▸ TASK PROMPT
Set down every record once more, exactly as given.

▸ MATERIAL FOR THE TASK
++++++++++++++++++++
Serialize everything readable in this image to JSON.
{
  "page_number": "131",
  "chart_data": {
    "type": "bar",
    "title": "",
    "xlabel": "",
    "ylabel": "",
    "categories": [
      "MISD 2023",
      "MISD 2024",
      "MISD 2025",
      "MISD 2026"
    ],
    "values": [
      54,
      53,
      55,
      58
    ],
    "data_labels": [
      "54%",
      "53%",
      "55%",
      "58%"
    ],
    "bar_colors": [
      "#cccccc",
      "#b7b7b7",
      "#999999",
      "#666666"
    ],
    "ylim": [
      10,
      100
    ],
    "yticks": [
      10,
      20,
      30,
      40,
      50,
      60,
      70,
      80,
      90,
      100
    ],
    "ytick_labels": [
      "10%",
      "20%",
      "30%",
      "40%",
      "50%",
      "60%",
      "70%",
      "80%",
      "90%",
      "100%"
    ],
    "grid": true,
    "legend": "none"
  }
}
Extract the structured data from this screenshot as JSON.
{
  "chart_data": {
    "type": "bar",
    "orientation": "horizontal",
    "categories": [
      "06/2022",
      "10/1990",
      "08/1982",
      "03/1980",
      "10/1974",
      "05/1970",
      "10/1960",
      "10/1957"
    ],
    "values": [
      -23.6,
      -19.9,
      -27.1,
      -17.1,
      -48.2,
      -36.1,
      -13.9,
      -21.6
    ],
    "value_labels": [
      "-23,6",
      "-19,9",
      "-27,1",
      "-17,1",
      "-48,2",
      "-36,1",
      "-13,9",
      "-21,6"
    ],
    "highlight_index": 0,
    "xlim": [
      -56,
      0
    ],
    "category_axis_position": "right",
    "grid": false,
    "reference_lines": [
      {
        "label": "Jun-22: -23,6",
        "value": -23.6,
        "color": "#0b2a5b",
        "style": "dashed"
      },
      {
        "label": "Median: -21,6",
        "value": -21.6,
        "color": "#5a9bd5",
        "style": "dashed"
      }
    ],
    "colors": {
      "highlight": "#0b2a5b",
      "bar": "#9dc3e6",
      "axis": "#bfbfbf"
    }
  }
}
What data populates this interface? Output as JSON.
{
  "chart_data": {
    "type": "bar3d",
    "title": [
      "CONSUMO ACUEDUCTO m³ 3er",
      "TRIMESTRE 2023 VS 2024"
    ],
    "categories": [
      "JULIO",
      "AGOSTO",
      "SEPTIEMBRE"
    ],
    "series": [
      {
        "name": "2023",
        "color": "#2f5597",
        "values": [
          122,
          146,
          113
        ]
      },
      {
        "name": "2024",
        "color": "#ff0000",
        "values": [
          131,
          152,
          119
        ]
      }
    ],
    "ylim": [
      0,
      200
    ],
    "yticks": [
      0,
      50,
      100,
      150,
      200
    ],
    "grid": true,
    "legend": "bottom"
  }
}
++++++++++++++++++++
▸ COMPLETE ANSWER
Serialize everything readable in this image to JSON.
{
  "page_number": "131",
  "chart_data": {
    "type": "bar",
    "title": "",
    "xlabel": "",
    "ylabel": "",
    "categories": [
      "MISD 2023",
      "MISD 2024",
      "MISD 2025",
      "MISD 2026"
    ],
    "values": [
      54,
      53,
      55,
      58
    ],
    "data_labels": [
      "54%",
      "53%",
      "55%",
      "58%"
    ],
    "bar_colors": [
      "#cccccc",
      "#b7b7b7",
      "#999999",
      "#666666"
    ],
    "ylim": [
      10,
      100
    ],
    "yticks": [
      10,
      20,
      30,
      40,
      50,
      60,
      70,
      80,
      90,
      100
    ],
    "ytick_labels": [
      "10%",
      "20%",
      "30%",
      "40%",
      "50%",
      "60%",
      "70%",
      "80%",
      "90%",
      "100%"
    ],
    "grid": true,
    "legend": "none"
  }
}
Extract the structured data from this screenshot as JSON.
{
  "chart_data": {
    "type": "bar",
    "orientation": "horizontal",
    "categories": [
      "06/2022",
      "10/1990",
      "08/1982",
      "03/1980",
      "10/1974",
      "05/1970",
      "10/1960",
      "10/1957"
    ],
    "values": [
      -23.6,
      -19.9,
      -27.1,
      -17.1,
      -48.2,
      -36.1,
      -13.9,
      -21.6
    ],
    "value_labels": [
      "-23,6",
      "-19,9",
      "-27,1",
      "-17,1",
      "-48,2",
      "-36,1",
      "-13,9",
      "-21,6"
    ],
    "highlight_index": 0,
    "xlim": [
      -56,
      0
    ],
    "category_axis_position": "right",
    "grid": false,
    "reference_lines": [
      {
        "label": "Jun-22: -23,6",
        "value": -23.6,
        "color": "#0b2a5b",
        "style": "dashed"
      },
      {
        "label": "Median: -21,6",
        "value": -21.6,
        "color": "#5a9bd5",
        "style": "dashed"
      }
    ],
    "colors": {
      "highlight": "#0b2a5b",
      "bar": "#9dc3e6",
      "axis": "#bfbfbf"
    }
  }
}
What data populates this interface? Output as JSON.
{
  "chart_data": {
    "type": "bar3d",
    "title": [
      "CONSUMO ACUEDUCTO m³ 3er",
      "TRIMESTRE 2023 VS 2024"
    ],
    "categories": [
      "JULIO",
      "AGOSTO",
      "SEPTIEMBRE"
    ],
    "series": [
      {
        "name": "2023",
        "color": "#2f5597",
        "values": [
          122,
          146,
          113
        ]
      },
      {
        "name": "2024",
        "color": "#ff0000",
        "values": [
          131,
          152,
          119
        ]
      }
    ],
    "ylim": [
      0,
      200
    ],
    "yticks": [
      0,
      50,
      100,
      150,
      200
    ],
    "grid": true,
    "legend": "bottom"
  }
}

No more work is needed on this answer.